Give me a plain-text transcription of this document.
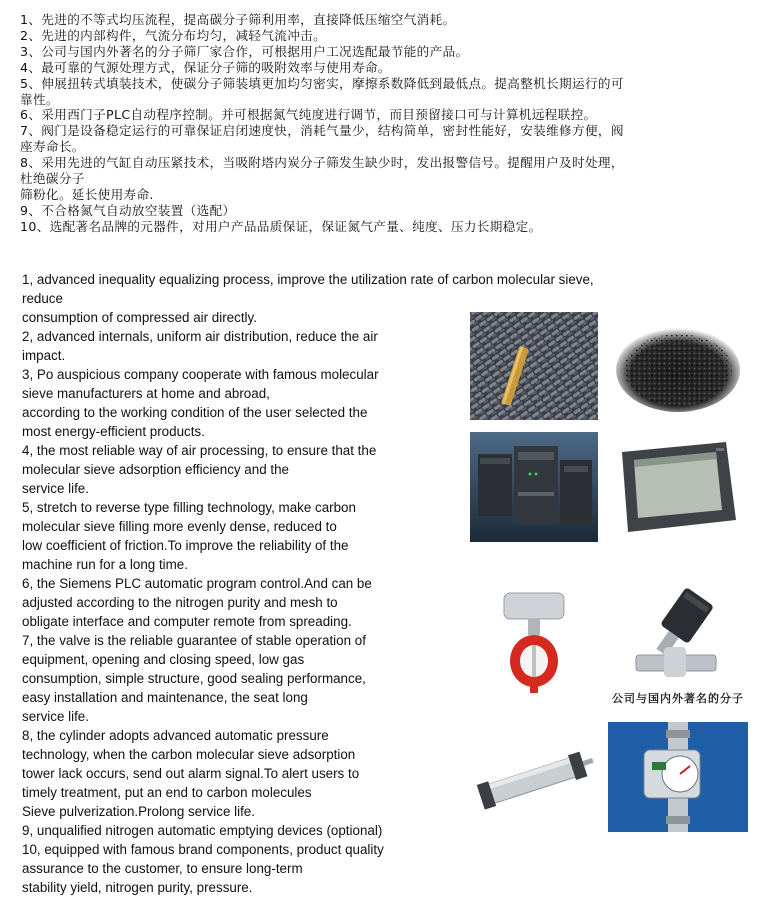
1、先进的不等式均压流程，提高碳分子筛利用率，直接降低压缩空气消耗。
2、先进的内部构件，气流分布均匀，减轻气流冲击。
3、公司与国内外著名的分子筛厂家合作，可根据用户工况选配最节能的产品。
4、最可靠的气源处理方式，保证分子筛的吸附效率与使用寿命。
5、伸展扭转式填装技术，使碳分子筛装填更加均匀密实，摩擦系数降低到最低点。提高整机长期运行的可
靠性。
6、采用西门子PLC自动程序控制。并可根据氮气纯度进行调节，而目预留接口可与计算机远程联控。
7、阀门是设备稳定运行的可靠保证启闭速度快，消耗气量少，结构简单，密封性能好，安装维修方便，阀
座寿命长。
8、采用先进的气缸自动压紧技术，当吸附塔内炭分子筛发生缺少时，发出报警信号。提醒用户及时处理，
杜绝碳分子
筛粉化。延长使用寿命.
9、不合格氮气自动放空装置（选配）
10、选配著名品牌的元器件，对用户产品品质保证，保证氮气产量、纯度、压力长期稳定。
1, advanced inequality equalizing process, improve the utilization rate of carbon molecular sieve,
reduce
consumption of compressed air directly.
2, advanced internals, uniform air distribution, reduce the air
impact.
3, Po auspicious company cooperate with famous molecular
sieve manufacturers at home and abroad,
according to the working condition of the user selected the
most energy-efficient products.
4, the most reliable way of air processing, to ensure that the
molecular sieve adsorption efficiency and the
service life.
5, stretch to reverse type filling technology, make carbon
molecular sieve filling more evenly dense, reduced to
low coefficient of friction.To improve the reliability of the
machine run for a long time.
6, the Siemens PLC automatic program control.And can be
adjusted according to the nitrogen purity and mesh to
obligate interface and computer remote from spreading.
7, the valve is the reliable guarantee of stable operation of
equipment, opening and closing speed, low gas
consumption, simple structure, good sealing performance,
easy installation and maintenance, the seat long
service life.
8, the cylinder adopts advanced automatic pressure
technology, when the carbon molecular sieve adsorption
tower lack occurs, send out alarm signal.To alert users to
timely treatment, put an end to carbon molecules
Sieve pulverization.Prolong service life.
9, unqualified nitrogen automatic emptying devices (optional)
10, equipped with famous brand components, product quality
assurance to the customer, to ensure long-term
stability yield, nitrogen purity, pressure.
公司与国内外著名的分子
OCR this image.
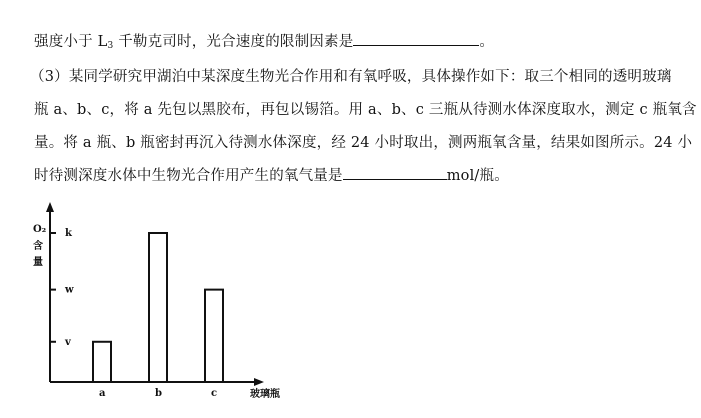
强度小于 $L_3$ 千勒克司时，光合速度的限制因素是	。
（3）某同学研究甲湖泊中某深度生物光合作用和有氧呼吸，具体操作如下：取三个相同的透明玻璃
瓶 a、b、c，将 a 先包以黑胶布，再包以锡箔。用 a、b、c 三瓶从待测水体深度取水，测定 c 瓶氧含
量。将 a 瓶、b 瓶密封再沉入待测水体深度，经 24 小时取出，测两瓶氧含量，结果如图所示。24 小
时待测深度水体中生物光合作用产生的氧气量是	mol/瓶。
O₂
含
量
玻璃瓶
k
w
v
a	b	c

> [The request] Return the listing above unchanged, apart from dropping its pictures.

> [The output]
Give me a plain-text transcription of this document.
1、先进的不等式均压流程，提高碳分子筛利用率，直接降低压缩空气消耗。
2、先进的内部构件，气流分布均匀，减轻气流冲击。
3、公司与国内外著名的分子筛厂家合作，可根据用户工况选配最节能的产品。
4、最可靠的气源处理方式，保证分子筛的吸附效率与使用寿命。
5、伸展扭转式填装技术，使碳分子筛装填更加均匀密实，摩擦系数降低到最低点。提高整机长期运行的可
靠性。
6、采用西门子PLC自动程序控制。并可根据氮气纯度进行调节，而目预留接口可与计算机远程联控。
7、阀门是设备稳定运行的可靠保证启闭速度快，消耗气量少，结构简单，密封性能好，安装维修方便，阀
座寿命长。
8、采用先进的气缸自动压紧技术，当吸附塔内炭分子筛发生缺少时，发出报警信号。提醒用户及时处理，
杜绝碳分子
筛粉化。延长使用寿命.
9、不合格氮气自动放空装置（选配）
10、选配著名品牌的元器件，对用户产品品质保证，保证氮气产量、纯度、压力长期稳定。
1, advanced inequality equalizing process, improve the utilization rate of carbon molecular sieve,
reduce
consumption of compressed air directly.
2, advanced internals, uniform air distribution, reduce the air
impact.
3, Po auspicious company cooperate with famous molecular
sieve manufacturers at home and abroad,
according to the working condition of the user selected the
most energy-efficient products.
4, the most reliable way of air processing, to ensure that the
molecular sieve adsorption efficiency and the
service life.
5, stretch to reverse type filling technology, make carbon
molecular sieve filling more evenly dense, reduced to
low coefficient of friction.To improve the reliability of the
machine run for a long time.
6, the Siemens PLC automatic program control.And can be
adjusted according to the nitrogen purity and mesh to
obligate interface and computer remote from spreading.
7, the valve is the reliable guarantee of stable operation of
equipment, opening and closing speed, low gas
consumption, simple structure, good sealing performance,
easy installation and maintenance, the seat long
service life.
8, the cylinder adopts advanced automatic pressure
technology, when the carbon molecular sieve adsorption
tower lack occurs, send out alarm signal.To alert users to
timely treatment, put an end to carbon molecules
Sieve pulverization.Prolong service life.
9, unqualified nitrogen automatic emptying devices (optional)
10, equipped with famous brand components, product quality
assurance to the customer, to ensure long-term
stability yield, nitrogen purity, pressure.
公司与国内外著名的分子
OCR this image.
强度小于 $L_3$ 千勒克司时，光合速度的限制因素是	。
（3）某同学研究甲湖泊中某深度生物光合作用和有氧呼吸，具体操作如下：取三个相同的透明玻璃
瓶 a、b、c，将 a 先包以黑胶布，再包以锡箔。用 a、b、c 三瓶从待测水体深度取水，测定 c 瓶氧含
量。将 a 瓶、b 瓶密封再沉入待测水体深度，经 24 小时取出，测两瓶氧含量，结果如图所示。24 小
时待测深度水体中生物光合作用产生的氧气量是	mol/瓶。
O₂
含
量
玻璃瓶
k
w
v
a	b	c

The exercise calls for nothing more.